▶ **Instruction**:
Check each line of the material below for "Globální". Report how many have it, with no other words.

[START OF Dataset]

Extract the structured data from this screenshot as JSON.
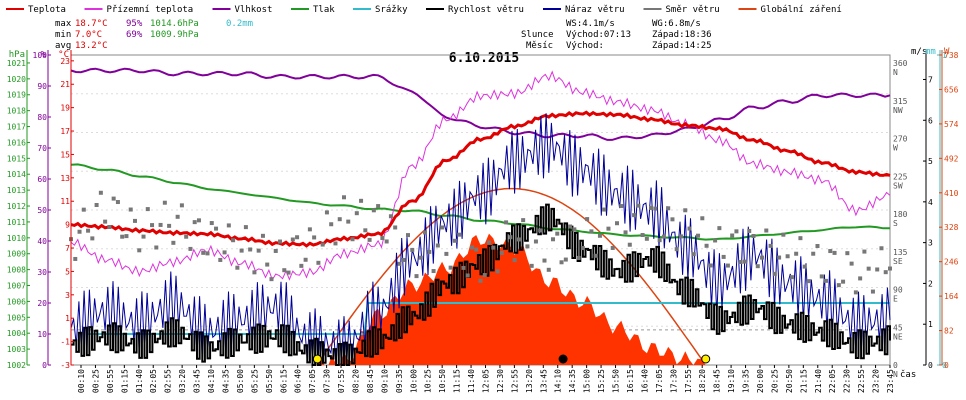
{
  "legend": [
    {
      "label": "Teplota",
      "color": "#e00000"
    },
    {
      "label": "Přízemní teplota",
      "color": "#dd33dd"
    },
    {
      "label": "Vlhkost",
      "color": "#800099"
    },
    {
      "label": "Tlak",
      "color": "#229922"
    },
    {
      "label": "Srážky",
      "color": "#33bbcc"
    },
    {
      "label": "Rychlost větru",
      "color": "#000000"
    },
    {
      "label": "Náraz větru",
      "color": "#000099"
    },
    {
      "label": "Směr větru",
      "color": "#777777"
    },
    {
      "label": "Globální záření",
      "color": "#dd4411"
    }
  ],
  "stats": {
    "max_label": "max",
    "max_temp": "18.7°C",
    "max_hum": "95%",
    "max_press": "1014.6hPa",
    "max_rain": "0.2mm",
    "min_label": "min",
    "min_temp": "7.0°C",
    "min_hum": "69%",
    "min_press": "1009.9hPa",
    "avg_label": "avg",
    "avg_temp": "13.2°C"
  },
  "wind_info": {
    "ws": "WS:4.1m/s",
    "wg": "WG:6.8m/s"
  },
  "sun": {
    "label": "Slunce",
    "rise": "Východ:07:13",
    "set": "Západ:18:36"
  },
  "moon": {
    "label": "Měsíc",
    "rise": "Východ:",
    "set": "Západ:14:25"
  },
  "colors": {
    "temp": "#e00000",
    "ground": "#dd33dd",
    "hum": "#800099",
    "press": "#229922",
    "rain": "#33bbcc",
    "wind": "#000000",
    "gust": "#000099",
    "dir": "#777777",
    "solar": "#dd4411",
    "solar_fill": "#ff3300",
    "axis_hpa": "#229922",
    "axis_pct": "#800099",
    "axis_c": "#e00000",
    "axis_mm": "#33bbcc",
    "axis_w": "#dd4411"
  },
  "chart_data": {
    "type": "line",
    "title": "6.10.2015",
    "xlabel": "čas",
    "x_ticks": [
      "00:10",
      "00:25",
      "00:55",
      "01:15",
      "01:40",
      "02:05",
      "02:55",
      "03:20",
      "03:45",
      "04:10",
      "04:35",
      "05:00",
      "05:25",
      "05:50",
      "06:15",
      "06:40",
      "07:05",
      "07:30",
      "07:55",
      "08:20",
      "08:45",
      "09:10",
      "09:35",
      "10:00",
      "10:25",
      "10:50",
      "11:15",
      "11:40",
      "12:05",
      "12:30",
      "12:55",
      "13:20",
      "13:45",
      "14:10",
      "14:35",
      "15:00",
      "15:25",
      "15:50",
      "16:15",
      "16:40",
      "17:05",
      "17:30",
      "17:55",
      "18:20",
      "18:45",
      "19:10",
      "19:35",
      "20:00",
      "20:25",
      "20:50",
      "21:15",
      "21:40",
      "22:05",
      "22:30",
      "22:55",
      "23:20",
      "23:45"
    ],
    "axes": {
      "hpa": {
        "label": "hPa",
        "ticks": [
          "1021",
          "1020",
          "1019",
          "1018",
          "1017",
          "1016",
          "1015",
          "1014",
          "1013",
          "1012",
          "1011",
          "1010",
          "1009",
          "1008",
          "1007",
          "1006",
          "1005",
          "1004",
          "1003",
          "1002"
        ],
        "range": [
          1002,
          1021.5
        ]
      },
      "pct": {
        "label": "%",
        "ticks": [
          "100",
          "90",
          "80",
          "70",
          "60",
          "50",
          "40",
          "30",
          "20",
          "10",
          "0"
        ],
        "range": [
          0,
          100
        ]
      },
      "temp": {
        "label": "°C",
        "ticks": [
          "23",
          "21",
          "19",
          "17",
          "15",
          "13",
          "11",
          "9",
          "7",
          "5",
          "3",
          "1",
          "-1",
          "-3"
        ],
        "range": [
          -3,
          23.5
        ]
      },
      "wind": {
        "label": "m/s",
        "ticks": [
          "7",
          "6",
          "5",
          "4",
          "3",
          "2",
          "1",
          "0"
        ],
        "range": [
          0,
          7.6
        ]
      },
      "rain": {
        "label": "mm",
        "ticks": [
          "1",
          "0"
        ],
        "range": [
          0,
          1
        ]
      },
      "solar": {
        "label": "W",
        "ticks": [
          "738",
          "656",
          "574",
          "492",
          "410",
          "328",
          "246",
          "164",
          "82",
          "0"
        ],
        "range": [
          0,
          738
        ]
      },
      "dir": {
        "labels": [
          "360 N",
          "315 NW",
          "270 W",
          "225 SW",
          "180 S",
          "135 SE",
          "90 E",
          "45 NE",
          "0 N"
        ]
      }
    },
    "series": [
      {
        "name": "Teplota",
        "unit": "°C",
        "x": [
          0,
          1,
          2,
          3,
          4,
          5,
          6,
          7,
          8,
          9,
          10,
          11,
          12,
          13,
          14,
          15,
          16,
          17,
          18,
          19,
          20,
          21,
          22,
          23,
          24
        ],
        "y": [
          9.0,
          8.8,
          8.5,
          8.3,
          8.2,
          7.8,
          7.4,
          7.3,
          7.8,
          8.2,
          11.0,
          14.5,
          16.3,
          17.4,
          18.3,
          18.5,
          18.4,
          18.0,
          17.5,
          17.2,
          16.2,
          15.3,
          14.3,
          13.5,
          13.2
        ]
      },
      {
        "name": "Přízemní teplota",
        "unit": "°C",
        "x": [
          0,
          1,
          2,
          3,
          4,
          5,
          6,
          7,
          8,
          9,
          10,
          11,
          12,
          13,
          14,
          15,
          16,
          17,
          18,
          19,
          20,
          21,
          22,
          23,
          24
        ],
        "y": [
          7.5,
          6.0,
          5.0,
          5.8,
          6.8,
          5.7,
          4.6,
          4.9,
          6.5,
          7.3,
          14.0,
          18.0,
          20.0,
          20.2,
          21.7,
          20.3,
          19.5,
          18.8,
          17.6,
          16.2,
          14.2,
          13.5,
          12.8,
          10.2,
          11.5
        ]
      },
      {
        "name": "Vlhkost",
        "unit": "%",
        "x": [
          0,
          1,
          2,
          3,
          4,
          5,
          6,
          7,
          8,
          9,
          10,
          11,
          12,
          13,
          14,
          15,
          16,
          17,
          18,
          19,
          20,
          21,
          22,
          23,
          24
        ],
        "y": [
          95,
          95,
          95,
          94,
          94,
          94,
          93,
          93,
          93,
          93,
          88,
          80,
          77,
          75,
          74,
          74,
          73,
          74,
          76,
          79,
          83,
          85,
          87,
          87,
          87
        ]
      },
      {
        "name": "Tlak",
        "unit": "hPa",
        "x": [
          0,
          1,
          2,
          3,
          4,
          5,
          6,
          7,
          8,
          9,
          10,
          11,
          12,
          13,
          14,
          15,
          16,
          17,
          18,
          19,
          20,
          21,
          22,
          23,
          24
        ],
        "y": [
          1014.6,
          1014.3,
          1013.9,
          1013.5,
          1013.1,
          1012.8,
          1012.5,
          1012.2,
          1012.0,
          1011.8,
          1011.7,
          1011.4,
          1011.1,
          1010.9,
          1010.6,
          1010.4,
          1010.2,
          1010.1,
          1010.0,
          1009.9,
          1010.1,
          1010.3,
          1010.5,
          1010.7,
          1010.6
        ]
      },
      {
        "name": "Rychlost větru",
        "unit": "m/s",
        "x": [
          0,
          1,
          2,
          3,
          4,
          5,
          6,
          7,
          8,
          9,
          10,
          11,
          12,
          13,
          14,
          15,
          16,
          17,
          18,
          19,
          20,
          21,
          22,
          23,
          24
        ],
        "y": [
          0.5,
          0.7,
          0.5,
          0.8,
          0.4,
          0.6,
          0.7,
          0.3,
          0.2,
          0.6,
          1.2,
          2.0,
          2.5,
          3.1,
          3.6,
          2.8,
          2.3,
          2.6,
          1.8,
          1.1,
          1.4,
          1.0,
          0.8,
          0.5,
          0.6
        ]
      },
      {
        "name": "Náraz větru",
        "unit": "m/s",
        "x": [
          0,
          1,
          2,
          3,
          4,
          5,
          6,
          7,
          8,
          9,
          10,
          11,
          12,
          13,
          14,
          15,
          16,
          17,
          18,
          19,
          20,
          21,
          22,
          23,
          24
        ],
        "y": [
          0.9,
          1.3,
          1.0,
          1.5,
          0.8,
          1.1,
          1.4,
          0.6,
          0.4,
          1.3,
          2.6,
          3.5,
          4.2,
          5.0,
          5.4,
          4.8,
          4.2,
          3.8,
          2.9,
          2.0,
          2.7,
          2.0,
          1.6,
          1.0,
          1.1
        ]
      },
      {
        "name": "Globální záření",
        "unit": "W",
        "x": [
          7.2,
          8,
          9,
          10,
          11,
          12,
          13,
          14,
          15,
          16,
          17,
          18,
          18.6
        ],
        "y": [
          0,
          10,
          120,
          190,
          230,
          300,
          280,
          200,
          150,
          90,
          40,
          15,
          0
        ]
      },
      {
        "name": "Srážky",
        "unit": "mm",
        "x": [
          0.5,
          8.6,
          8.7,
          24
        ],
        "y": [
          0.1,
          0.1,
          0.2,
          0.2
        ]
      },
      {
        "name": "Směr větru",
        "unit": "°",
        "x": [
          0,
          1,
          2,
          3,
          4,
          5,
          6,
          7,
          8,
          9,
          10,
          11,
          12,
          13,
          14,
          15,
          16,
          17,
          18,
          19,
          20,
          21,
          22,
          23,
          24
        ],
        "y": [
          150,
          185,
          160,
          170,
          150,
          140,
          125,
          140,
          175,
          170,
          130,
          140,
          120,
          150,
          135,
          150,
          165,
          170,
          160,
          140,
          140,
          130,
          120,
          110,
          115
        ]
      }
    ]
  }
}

[END OF Dataset]

▶ **Solution for this problem**:
2